* Job *
Repeat the material exactly as it appears.

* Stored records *
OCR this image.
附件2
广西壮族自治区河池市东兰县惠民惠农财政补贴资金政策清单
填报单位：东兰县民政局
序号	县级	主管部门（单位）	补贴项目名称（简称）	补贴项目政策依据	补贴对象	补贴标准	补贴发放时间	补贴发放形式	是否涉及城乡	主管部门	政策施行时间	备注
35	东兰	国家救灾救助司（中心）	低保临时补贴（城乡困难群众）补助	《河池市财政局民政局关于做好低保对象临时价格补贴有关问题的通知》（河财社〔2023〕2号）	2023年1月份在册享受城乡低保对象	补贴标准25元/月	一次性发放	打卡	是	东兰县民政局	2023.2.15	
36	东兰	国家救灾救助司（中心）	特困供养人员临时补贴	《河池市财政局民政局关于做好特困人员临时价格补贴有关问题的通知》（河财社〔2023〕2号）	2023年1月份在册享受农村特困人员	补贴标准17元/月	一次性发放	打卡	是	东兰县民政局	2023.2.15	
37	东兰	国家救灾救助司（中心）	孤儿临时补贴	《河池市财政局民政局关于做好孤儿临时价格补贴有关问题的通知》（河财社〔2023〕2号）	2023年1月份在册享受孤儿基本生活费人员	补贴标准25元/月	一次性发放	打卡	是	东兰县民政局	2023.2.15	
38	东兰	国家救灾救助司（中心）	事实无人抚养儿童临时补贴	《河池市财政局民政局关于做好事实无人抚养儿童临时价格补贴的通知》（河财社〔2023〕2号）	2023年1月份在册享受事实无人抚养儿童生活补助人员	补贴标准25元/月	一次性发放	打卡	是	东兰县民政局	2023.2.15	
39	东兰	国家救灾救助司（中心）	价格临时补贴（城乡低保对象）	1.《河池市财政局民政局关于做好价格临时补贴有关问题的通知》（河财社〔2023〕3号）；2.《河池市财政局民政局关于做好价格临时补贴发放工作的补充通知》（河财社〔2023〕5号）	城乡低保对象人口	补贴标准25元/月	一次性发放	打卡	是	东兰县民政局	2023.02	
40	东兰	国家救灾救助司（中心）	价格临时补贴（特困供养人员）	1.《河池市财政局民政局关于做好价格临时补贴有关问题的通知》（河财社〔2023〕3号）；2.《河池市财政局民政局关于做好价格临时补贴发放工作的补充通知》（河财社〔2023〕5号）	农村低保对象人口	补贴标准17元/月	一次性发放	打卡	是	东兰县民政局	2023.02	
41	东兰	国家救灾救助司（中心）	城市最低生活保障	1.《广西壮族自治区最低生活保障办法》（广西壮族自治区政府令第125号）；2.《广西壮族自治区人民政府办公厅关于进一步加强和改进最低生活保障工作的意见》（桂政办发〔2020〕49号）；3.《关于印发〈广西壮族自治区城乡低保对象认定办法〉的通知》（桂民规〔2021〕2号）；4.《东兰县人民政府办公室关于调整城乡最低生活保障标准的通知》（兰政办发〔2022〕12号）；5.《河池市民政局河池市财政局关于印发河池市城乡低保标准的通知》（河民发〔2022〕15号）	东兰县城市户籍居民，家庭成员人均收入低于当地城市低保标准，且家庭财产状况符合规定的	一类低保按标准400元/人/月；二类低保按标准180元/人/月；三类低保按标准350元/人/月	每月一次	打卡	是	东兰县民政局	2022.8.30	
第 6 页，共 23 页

* Finished exercise *
OCR this image.
附件2
广西壮族自治区河池市东兰县惠民惠农财政补贴资金政策清单
填报单位：东兰县民政局
序号	县级	主管部门（单位）	补贴项目名称（简称）	补贴项目政策依据	补贴对象	补贴标准	补贴发放时间	补贴发放形式	是否涉及城乡	主管部门	政策施行时间	备注
35	东兰	国家救灾救助司（中心）	低保临时补贴（城乡困难群众）补助	《河池市财政局民政局关于做好低保对象临时价格补贴有关问题的通知》（河财社〔2023〕2号）	2023年1月份在册享受城乡低保对象	补贴标准25元/月	一次性发放	打卡	是	东兰县民政局	2023.2.15	
36	东兰	国家救灾救助司（中心）	特困供养人员临时补贴	《河池市财政局民政局关于做好特困人员临时价格补贴有关问题的通知》（河财社〔2023〕2号）	2023年1月份在册享受农村特困人员	补贴标准17元/月	一次性发放	打卡	是	东兰县民政局	2023.2.15	
37	东兰	国家救灾救助司（中心）	孤儿临时补贴	《河池市财政局民政局关于做好孤儿临时价格补贴有关问题的通知》（河财社〔2023〕2号）	2023年1月份在册享受孤儿基本生活费人员	补贴标准25元/月	一次性发放	打卡	是	东兰县民政局	2023.2.15	
38	东兰	国家救灾救助司（中心）	事实无人抚养儿童临时补贴	《河池市财政局民政局关于做好事实无人抚养儿童临时价格补贴的通知》（河财社〔2023〕2号）	2023年1月份在册享受事实无人抚养儿童生活补助人员	补贴标准25元/月	一次性发放	打卡	是	东兰县民政局	2023.2.15	
39	东兰	国家救灾救助司（中心）	价格临时补贴（城乡低保对象）	1.《河池市财政局民政局关于做好价格临时补贴有关问题的通知》（河财社〔2023〕3号）；2.《河池市财政局民政局关于做好价格临时补贴发放工作的补充通知》（河财社〔2023〕5号）	城乡低保对象人口	补贴标准25元/月	一次性发放	打卡	是	东兰县民政局	2023.02	
40	东兰	国家救灾救助司（中心）	价格临时补贴（特困供养人员）	1.《河池市财政局民政局关于做好价格临时补贴有关问题的通知》（河财社〔2023〕3号）；2.《河池市财政局民政局关于做好价格临时补贴发放工作的补充通知》（河财社〔2023〕5号）	农村低保对象人口	补贴标准17元/月	一次性发放	打卡	是	东兰县民政局	2023.02	
41	东兰	国家救灾救助司（中心）	城市最低生活保障	1.《广西壮族自治区最低生活保障办法》（广西壮族自治区政府令第125号）；2.《广西壮族自治区人民政府办公厅关于进一步加强和改进最低生活保障工作的意见》（桂政办发〔2020〕49号）；3.《关于印发〈广西壮族自治区城乡低保对象认定办法〉的通知》（桂民规〔2021〕2号）；4.《东兰县人民政府办公室关于调整城乡最低生活保障标准的通知》（兰政办发〔2022〕12号）；5.《河池市民政局河池市财政局关于印发河池市城乡低保标准的通知》（河民发〔2022〕15号）	东兰县城市户籍居民，家庭成员人均收入低于当地城市低保标准，且家庭财产状况符合规定的	一类低保按标准400元/人/月；二类低保按标准180元/人/月；三类低保按标准350元/人/月	每月一次	打卡	是	东兰县民政局	2022.8.30	
第 6 页，共 23 页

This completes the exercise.